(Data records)
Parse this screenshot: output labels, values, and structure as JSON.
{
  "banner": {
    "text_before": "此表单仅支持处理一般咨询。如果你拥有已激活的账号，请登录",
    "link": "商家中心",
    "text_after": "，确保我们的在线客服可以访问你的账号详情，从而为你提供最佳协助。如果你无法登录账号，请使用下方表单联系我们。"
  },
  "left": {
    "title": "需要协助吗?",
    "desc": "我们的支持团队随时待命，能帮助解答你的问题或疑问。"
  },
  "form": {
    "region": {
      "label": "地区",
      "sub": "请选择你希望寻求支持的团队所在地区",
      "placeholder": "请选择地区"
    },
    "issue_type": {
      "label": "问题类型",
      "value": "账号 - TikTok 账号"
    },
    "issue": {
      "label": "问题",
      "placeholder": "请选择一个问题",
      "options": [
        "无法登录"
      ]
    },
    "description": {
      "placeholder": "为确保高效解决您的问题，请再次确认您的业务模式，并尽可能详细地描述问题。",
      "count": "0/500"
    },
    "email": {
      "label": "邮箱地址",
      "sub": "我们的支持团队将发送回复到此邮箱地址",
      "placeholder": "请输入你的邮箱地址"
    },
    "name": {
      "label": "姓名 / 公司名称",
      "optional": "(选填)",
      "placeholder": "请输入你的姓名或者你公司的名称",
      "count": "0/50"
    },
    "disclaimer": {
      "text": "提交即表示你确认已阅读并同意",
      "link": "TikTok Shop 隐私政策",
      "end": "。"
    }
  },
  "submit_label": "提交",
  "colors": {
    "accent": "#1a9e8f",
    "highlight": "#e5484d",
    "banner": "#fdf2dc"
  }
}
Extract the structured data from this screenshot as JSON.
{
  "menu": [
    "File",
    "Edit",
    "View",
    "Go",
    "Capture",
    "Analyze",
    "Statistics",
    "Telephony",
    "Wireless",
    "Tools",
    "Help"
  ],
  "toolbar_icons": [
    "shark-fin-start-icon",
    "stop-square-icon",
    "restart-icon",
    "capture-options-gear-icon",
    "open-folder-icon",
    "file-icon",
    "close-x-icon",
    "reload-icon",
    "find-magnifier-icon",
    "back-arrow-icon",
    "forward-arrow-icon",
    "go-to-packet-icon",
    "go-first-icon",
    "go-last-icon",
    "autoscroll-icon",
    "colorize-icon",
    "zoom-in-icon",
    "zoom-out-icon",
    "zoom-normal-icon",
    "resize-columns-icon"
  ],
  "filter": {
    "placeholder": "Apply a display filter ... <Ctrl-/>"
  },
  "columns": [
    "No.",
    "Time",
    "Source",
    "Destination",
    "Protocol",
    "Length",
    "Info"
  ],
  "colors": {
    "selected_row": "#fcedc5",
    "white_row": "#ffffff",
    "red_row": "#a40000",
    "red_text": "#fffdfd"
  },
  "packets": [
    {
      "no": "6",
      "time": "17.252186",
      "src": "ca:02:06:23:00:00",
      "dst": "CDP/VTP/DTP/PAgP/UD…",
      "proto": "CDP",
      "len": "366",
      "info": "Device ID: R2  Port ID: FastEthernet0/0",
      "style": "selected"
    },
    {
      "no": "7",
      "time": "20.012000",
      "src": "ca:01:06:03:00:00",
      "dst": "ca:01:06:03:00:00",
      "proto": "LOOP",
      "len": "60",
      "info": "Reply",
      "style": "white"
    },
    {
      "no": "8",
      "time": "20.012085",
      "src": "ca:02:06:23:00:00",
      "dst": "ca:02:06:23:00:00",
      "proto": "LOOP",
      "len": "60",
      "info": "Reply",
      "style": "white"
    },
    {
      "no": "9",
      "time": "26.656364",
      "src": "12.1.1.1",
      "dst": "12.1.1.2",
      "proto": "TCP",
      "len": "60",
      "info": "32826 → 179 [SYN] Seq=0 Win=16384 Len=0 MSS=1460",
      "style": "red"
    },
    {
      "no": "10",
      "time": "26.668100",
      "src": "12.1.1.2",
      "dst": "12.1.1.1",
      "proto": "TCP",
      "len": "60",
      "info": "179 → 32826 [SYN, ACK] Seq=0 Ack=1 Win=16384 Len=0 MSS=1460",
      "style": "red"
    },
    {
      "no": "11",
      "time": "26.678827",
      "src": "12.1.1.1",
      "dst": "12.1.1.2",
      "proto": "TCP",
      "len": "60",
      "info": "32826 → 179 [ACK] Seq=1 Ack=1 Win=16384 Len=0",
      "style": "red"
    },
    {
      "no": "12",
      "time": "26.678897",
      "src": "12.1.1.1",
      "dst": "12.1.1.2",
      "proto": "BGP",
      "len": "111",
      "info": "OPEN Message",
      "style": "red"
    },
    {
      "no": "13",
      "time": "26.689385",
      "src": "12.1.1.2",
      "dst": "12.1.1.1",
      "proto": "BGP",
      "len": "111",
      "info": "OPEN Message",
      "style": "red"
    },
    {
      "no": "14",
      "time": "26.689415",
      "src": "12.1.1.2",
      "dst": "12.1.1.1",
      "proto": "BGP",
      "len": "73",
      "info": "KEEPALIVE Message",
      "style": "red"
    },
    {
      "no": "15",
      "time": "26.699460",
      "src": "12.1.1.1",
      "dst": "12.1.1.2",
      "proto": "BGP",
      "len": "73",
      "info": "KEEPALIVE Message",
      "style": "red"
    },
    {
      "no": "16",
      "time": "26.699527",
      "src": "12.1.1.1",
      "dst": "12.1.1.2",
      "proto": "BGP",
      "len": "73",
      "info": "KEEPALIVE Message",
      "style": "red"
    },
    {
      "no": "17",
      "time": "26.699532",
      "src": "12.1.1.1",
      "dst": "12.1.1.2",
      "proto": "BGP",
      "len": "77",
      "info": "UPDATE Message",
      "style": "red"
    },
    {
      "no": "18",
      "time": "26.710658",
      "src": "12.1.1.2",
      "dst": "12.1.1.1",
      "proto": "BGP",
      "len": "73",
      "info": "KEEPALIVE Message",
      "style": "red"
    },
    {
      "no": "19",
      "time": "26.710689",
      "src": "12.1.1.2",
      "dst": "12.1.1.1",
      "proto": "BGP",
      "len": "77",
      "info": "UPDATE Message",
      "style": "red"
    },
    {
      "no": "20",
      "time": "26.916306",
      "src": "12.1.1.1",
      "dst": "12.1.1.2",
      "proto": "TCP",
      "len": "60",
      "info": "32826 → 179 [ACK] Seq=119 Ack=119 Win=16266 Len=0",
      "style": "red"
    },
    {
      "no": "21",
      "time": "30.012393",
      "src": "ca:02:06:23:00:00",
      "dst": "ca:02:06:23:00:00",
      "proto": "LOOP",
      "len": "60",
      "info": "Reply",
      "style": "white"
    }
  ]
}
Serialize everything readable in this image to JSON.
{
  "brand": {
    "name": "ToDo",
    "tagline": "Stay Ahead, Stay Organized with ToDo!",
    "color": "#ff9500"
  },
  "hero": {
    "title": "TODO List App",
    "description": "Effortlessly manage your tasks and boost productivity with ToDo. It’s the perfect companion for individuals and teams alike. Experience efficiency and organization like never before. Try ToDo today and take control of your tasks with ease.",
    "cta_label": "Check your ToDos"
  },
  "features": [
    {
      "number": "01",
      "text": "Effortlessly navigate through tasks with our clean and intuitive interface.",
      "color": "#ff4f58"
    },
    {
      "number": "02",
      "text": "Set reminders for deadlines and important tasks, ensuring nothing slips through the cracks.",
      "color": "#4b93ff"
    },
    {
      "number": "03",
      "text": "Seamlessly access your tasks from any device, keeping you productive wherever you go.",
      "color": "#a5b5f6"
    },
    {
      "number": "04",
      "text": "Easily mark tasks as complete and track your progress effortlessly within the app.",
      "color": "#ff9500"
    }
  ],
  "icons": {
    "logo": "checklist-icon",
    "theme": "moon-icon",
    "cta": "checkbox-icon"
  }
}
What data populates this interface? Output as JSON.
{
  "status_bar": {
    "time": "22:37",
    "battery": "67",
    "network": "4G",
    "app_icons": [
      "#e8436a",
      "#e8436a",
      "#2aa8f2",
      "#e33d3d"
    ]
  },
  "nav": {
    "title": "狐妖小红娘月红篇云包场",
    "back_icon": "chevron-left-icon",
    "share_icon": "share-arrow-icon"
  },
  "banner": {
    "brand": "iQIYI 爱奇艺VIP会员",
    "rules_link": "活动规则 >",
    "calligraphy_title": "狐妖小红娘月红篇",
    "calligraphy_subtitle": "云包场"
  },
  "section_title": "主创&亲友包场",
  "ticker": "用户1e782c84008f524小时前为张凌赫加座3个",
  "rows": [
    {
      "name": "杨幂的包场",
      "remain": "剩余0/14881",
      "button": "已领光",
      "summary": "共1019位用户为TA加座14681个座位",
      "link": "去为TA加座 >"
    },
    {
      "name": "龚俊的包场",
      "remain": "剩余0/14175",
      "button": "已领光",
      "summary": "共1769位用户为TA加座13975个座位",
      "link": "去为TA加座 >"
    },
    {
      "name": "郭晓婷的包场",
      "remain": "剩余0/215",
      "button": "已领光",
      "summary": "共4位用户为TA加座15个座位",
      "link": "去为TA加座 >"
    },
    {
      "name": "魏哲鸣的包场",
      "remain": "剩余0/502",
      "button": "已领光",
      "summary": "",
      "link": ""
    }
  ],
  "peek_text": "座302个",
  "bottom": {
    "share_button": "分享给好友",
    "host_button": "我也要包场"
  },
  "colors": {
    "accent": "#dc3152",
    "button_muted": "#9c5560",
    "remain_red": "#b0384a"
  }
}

Work to complete
Out of the preceding entries, pull every line containing the string "interface".

Task solution
      "text": "Effortlessly navigate through tasks with our clean and intuitive interface.",
What data populates this interface? Output as JSON.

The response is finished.